チャットボットの種類によっては、待ち時間の解決のための予約機能をはじめ、事前問診票の送付機能・順番待ちカードの発行などの機能を利用できます。
「AI型チャットボット」を導入する場合には、予約受付や複雑な問診の多くを自動化することが可能です。
チャットボットを上手く活用すれば、待ち時間を大幅に削減することができる点もメリットといえるでしょう。
24時間年中無休で受付出来る
クリニックの営業時間後に次回の予約・診察内容についての問い合わせをする患者が多いため、スタッフの業務負担が増す原因となっています。
人の健康に関する業務であるため、対応せざるを得ない状況になっているため、スタッフの労働時間が増加してしまう要因の一つとなっています。
チャットボットを導入しておくことで、24時間365日いつでも患者の好きなタイミングで問い合わせができますし、全てチャットボットがスタッフの代わりに対応してくれます。
スタッフの負担が解消されるだけでなく、時間外でも予約・質問に対応して欲しいという患者のニーズを満たすこともできます。
チャットボットが時間外での対応が可能である点については、クリニックにとって大きなメリットといえるでしょう。
チャットボットの活用用途
チャットボットの活用用途は、「問い合わせ、予約対応の効率化」「予約率を向上させる」「問診票をチャット化」「相談窓口で新規顧客のハードルを下げる」の4つの用途があります。
問い合わせ、予約対応の効率化
電話の問い合わせを受け付けているクリニックは、電話が鳴ると窓口業務が滞ってしまい、患者の待ち時間が長くなってしまいます。
HP等にチャットボットを配置して診察案内や診療に関する質問の回答を自動化したり、予約案内や予約受付を任せることで、窓口の従業員の負担が軽減されることができます。
簡単な質問・定型的な質問はチャットボットに代行させて、難しい質問に対しては有人で対応することで、窓口の従業員の負担が軽減されるため、結果として患者の待ち時間も短くなります。
予約率を向上させる
チャットボットを使用すれば、来院の予約も自動で行えます。
来院予約の電話が少なくなることで、受付業務が中断されないため、業務の効率化を図ることができます。
24時間いつでもチャットボットが処理してくれるため、クリニックの営業時間外にしか問い合わせができない患者の予約が可能になりますので、患者にとっても非常にメリットがあります。
問診票をチャット化
患者は重症でない場合でも、身体の異変を感じることで、はっきりとした理由を知るために病院へ行きます。
来院してから問診票を記入する従来の方法よりも、チャットボットから事前に問診票を送付して頂くことで、患者の待ち時間を削減することができます。
相談窓口で新規顧客のハードルを下げる
身体に異変を感じた場合、何かの病気ではないかと考えるため、患者はインターネットで症状を調べることがあります。
しかし、知識量が少ない状況でそのような行為を行うと、深みにはまってしまい患者にとって大きな不安に繋がります。
この場合でも、医療従事者が監修したチャットボットを使用することで、相談窓口を設置することができます。

──────────

▶ _問題_:
次の(a)〜(c)が本文の内容と合っているかを、「はい」か「いいえ」で答えよ。それぞれ、決め手となる本文の言葉をそのまま引用すること。
(a) クリニックの営業時間後に問い合わせをする患者は少ない。
(b) 難しい質問には人が対応し、簡単な質問や定型的な質問はチャットボットに任せる。
(c) 医療従事者が監修したチャットボットを使えば、相談窓口を設置できる。

──────────

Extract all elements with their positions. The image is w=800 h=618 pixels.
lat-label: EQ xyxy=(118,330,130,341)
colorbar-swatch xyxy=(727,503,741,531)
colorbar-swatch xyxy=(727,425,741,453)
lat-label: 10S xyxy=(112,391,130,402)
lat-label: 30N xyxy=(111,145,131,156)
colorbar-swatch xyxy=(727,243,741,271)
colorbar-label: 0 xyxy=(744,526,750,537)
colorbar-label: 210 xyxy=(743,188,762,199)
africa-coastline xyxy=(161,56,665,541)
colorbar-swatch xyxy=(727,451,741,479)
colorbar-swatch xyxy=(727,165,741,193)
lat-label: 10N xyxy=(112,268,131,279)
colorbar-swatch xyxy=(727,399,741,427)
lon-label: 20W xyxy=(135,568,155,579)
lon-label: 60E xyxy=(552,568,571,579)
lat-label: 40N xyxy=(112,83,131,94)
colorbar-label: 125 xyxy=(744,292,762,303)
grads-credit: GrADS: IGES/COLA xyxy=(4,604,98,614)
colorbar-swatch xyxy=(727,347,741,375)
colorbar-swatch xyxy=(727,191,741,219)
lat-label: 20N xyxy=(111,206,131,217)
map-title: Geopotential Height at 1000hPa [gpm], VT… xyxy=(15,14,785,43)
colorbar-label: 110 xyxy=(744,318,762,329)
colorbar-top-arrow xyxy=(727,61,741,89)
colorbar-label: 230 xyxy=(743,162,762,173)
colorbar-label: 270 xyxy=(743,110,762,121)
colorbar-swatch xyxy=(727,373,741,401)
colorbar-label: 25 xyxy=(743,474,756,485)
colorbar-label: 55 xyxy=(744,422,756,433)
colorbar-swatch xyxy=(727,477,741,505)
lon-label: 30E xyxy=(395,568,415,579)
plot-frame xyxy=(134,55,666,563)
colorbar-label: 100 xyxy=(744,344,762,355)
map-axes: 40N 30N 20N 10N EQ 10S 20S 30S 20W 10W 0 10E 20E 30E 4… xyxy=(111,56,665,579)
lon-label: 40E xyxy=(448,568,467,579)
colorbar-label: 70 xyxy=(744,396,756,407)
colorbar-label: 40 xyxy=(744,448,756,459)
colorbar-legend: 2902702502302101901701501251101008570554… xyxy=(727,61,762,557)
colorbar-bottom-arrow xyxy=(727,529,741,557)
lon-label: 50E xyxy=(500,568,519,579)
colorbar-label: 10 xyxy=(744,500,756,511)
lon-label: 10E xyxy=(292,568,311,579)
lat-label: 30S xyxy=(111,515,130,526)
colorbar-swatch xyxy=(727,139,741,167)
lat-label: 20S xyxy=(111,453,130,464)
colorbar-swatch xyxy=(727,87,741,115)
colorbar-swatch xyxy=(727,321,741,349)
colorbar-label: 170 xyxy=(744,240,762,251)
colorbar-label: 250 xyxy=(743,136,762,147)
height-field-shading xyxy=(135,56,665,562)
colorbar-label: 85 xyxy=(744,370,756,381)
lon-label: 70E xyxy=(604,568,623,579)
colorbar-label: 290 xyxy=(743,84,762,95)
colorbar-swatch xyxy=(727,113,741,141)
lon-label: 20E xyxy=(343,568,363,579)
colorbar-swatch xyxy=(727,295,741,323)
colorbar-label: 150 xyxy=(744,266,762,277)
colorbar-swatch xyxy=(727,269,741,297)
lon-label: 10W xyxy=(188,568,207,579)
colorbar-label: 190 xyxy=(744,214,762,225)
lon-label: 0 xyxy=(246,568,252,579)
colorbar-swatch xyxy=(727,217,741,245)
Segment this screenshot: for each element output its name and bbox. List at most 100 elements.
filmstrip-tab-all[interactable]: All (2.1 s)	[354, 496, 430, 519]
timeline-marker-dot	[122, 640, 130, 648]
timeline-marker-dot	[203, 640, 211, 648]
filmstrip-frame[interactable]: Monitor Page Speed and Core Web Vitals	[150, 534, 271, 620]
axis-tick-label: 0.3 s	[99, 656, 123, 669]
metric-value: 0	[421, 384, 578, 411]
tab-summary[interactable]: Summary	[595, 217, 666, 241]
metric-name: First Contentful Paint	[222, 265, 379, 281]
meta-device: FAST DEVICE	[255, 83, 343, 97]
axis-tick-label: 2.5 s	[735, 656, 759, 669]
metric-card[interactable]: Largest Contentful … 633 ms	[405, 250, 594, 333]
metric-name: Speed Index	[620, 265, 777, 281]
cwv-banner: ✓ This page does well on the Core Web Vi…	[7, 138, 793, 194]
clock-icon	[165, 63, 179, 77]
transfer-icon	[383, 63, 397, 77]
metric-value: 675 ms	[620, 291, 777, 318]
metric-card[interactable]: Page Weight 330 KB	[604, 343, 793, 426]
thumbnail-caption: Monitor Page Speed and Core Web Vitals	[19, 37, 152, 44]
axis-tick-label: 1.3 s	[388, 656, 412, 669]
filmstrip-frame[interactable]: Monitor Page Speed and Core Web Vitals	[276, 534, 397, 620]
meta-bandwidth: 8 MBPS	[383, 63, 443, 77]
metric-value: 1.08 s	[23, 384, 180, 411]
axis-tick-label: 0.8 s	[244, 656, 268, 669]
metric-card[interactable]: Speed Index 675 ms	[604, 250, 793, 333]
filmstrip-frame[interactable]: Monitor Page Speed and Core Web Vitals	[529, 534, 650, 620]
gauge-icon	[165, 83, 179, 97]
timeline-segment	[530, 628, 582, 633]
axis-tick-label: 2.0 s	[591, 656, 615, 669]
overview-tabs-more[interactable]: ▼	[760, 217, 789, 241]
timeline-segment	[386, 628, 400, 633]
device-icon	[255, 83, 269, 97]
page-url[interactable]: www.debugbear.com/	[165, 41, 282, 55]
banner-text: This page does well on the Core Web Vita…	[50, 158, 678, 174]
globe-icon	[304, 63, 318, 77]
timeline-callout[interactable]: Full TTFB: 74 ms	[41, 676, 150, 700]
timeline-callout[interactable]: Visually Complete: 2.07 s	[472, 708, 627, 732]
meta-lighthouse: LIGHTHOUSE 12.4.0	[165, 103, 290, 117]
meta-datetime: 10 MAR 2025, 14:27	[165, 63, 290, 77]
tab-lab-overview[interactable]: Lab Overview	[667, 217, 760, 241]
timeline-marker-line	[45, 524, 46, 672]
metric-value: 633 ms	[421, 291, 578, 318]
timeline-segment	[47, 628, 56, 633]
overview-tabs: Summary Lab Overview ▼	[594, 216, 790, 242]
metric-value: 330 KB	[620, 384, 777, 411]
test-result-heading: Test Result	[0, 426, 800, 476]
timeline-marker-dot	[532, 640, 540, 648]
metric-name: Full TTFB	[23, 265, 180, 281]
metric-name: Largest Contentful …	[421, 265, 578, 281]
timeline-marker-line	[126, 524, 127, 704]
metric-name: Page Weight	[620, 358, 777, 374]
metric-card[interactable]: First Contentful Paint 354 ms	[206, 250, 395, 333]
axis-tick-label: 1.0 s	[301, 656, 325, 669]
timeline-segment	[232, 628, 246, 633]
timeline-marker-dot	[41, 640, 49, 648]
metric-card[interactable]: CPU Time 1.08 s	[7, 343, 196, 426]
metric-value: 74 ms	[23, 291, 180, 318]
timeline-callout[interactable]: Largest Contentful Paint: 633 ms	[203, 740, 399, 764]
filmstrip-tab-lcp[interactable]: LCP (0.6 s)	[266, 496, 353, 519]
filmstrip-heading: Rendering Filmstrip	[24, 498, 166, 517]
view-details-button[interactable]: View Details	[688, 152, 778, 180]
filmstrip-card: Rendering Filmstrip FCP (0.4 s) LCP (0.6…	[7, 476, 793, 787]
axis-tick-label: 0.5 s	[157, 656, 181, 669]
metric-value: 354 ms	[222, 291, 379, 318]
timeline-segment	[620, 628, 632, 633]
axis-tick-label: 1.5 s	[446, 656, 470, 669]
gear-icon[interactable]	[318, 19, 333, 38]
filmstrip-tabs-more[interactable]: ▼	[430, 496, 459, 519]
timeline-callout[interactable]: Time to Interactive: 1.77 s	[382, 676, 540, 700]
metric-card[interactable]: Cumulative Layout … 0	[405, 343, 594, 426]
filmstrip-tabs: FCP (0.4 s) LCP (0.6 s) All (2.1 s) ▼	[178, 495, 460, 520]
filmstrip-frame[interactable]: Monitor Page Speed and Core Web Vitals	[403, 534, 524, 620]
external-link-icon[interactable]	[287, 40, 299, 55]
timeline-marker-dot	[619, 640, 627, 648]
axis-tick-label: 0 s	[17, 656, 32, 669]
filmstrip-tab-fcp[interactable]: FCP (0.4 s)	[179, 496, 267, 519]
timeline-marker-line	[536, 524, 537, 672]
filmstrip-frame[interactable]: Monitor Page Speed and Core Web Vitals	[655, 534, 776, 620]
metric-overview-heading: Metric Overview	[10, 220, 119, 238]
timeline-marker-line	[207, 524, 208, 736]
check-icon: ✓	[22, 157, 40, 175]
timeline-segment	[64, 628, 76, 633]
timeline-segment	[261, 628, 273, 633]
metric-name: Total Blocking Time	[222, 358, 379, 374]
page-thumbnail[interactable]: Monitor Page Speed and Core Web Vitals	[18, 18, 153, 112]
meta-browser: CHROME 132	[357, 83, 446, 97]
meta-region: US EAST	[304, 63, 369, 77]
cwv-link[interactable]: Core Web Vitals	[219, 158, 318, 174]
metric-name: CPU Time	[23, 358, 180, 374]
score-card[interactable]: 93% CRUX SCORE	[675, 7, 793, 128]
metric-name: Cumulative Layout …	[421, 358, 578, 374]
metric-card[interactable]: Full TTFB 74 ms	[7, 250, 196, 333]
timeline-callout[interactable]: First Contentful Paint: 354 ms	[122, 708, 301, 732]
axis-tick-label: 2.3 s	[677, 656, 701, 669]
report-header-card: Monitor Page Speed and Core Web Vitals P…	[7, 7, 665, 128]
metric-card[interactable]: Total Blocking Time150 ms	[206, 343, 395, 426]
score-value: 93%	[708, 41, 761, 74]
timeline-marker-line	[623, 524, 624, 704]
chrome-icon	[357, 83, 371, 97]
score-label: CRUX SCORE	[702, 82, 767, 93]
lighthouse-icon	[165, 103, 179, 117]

──────────

▶ _解答_:
(a) いいえ。「クリニックの営業時間後に次回の予約・診察内容についての問い合わせをする患者が多いため」
(b) はい。「簡単な質問・定型的な質問はチャットボットに代行させて、難しい質問に対しては有人で対応する」
(c) はい。「医療従事者が監修したチャットボットを使用することで、相談窓口を設置することができます」